** BEGIN **

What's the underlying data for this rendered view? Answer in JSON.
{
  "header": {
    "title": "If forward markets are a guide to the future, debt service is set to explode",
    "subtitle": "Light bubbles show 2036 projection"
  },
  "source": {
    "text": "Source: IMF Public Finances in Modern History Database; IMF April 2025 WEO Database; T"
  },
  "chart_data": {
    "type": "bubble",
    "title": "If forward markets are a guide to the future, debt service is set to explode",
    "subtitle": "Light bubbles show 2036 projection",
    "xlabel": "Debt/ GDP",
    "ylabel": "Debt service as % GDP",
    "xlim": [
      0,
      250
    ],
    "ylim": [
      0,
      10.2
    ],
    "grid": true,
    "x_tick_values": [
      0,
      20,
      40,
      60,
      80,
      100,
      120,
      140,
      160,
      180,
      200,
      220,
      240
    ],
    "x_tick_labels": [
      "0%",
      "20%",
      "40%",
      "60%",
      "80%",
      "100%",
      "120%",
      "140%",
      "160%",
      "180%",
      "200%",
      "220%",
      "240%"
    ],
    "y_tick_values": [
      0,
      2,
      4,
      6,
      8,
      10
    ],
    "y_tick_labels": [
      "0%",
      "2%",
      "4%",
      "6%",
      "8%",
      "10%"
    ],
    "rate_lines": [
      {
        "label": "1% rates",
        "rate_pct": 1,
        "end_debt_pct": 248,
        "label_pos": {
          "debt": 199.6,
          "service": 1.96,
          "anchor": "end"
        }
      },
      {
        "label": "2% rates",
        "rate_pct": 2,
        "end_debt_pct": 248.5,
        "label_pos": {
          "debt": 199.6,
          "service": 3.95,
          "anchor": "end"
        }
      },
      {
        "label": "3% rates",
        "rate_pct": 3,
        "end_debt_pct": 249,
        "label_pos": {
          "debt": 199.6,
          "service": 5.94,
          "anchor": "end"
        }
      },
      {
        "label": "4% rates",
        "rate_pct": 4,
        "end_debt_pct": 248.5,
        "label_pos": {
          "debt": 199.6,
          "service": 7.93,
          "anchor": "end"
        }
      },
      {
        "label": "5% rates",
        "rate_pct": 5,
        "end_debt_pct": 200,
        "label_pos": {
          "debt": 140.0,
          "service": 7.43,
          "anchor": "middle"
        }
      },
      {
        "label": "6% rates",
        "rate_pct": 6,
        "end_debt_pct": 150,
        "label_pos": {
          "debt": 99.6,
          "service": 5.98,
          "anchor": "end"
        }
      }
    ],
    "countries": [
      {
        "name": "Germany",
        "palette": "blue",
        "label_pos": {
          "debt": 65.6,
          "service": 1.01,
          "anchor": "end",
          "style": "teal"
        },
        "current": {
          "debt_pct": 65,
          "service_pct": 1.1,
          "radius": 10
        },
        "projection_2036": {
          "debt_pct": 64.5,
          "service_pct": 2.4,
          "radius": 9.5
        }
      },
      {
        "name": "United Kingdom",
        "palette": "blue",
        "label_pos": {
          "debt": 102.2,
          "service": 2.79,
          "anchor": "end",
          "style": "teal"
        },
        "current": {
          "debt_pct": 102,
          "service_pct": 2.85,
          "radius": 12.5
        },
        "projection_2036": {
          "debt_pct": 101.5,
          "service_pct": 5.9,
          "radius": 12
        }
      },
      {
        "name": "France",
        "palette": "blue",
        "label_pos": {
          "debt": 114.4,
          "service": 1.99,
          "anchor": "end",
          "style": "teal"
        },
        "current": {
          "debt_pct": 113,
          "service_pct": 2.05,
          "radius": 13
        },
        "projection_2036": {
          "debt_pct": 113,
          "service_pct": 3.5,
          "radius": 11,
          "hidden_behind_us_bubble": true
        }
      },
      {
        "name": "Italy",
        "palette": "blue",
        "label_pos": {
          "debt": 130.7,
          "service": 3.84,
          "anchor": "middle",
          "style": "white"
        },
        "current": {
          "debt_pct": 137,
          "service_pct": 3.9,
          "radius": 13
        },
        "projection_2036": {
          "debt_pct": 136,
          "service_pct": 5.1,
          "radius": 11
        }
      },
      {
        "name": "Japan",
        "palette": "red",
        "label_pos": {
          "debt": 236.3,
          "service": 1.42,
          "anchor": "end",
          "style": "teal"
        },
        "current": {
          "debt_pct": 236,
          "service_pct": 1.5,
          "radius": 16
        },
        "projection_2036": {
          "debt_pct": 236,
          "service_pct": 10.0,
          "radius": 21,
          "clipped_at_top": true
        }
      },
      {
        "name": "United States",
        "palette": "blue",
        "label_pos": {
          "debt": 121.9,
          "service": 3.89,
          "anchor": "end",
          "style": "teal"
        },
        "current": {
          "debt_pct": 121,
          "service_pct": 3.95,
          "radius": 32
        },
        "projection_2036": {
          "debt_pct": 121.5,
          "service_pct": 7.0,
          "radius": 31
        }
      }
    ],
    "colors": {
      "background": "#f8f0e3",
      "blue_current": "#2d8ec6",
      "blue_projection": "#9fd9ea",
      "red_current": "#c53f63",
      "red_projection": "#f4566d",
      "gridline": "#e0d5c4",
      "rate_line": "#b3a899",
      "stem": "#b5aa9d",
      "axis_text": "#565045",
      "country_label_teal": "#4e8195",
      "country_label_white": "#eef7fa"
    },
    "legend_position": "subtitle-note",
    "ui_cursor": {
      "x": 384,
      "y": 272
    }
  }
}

** END **

## Set task
Write down every line of the data exactly as it appears above.

## Output for this task
What's the underlying data for this rendered view? Answer in JSON.
{
  "header": {
    "title": "If forward markets are a guide to the future, debt service is set to explode",
    "subtitle": "Light bubbles show 2036 projection"
  },
  "source": {
    "text": "Source: IMF Public Finances in Modern History Database; IMF April 2025 WEO Database; T"
  },
  "chart_data": {
    "type": "bubble",
    "title": "If forward markets are a guide to the future, debt service is set to explode",
    "subtitle": "Light bubbles show 2036 projection",
    "xlabel": "Debt/ GDP",
    "ylabel": "Debt service as % GDP",
    "xlim": [
      0,
      250
    ],
    "ylim": [
      0,
      10.2
    ],
    "grid": true,
    "x_tick_values": [
      0,
      20,
      40,
      60,
      80,
      100,
      120,
      140,
      160,
      180,
      200,
      220,
      240
    ],
    "x_tick_labels": [
      "0%",
      "20%",
      "40%",
      "60%",
      "80%",
      "100%",
      "120%",
      "140%",
      "160%",
      "180%",
      "200%",
      "220%",
      "240%"
    ],
    "y_tick_values": [
      0,
      2,
      4,
      6,
      8,
      10
    ],
    "y_tick_labels": [
      "0%",
      "2%",
      "4%",
      "6%",
      "8%",
      "10%"
    ],
    "rate_lines": [
      {
        "label": "1% rates",
        "rate_pct": 1,
        "end_debt_pct": 248,
        "label_pos": {
          "debt": 199.6,
          "service": 1.96,
          "anchor": "end"
        }
      },
      {
        "label": "2% rates",
        "rate_pct": 2,
        "end_debt_pct": 248.5,
        "label_pos": {
          "debt": 199.6,
          "service": 3.95,
          "anchor": "end"
        }
      },
      {
        "label": "3% rates",
        "rate_pct": 3,
        "end_debt_pct": 249,
        "label_pos": {
          "debt": 199.6,
          "service": 5.94,
          "anchor": "end"
        }
      },
      {
        "label": "4% rates",
        "rate_pct": 4,
        "end_debt_pct": 248.5,
        "label_pos": {
          "debt": 199.6,
          "service": 7.93,
          "anchor": "end"
        }
      },
      {
        "label": "5% rates",
        "rate_pct": 5,
        "end_debt_pct": 200,
        "label_pos": {
          "debt": 140.0,
          "service": 7.43,
          "anchor": "middle"
        }
      },
      {
        "label": "6% rates",
        "rate_pct": 6,
        "end_debt_pct": 150,
        "label_pos": {
          "debt": 99.6,
          "service": 5.98,
          "anchor": "end"
        }
      }
    ],
    "countries": [
      {
        "name": "Germany",
        "palette": "blue",
        "label_pos": {
          "debt": 65.6,
          "service": 1.01,
          "anchor": "end",
          "style": "teal"
        },
        "current": {
          "debt_pct": 65,
          "service_pct": 1.1,
          "radius": 10
        },
        "projection_2036": {
          "debt_pct": 64.5,
          "service_pct": 2.4,
          "radius": 9.5
        }
      },
      {
        "name": "United Kingdom",
        "palette": "blue",
        "label_pos": {
          "debt": 102.2,
          "service": 2.79,
          "anchor": "end",
          "style": "teal"
        },
        "current": {
          "debt_pct": 102,
          "service_pct": 2.85,
          "radius": 12.5
        },
        "projection_2036": {
          "debt_pct": 101.5,
          "service_pct": 5.9,
          "radius": 12
        }
      },
      {
        "name": "France",
        "palette": "blue",
        "label_pos": {
          "debt": 114.4,
          "service": 1.99,
          "anchor": "end",
          "style": "teal"
        },
        "current": {
          "debt_pct": 113,
          "service_pct": 2.05,
          "radius": 13
        },
        "projection_2036": {
          "debt_pct": 113,
          "service_pct": 3.5,
          "radius": 11,
          "hidden_behind_us_bubble": true
        }
      },
      {
        "name": "Italy",
        "palette": "blue",
        "label_pos": {
          "debt": 130.7,
          "service": 3.84,
          "anchor": "middle",
          "style": "white"
        },
        "current": {
          "debt_pct": 137,
          "service_pct": 3.9,
          "radius": 13
        },
        "projection_2036": {
          "debt_pct": 136,
          "service_pct": 5.1,
          "radius": 11
        }
      },
      {
        "name": "Japan",
        "palette": "red",
        "label_pos": {
          "debt": 236.3,
          "service": 1.42,
          "anchor": "end",
          "style": "teal"
        },
        "current": {
          "debt_pct": 236,
          "service_pct": 1.5,
          "radius": 16
        },
        "projection_2036": {
          "debt_pct": 236,
          "service_pct": 10.0,
          "radius": 21,
          "clipped_at_top": true
        }
      },
      {
        "name": "United States",
        "palette": "blue",
        "label_pos": {
          "debt": 121.9,
          "service": 3.89,
          "anchor": "end",
          "style": "teal"
        },
        "current": {
          "debt_pct": 121,
          "service_pct": 3.95,
          "radius": 32
        },
        "projection_2036": {
          "debt_pct": 121.5,
          "service_pct": 7.0,
          "radius": 31
        }
      }
    ],
    "colors": {
      "background": "#f8f0e3",
      "blue_current": "#2d8ec6",
      "blue_projection": "#9fd9ea",
      "red_current": "#c53f63",
      "red_projection": "#f4566d",
      "gridline": "#e0d5c4",
      "rate_line": "#b3a899",
      "stem": "#b5aa9d",
      "axis_text": "#565045",
      "country_label_teal": "#4e8195",
      "country_label_white": "#eef7fa"
    },
    "legend_position": "subtitle-note",
    "ui_cursor": {
      "x": 384,
      "y": 272
    }
  }
}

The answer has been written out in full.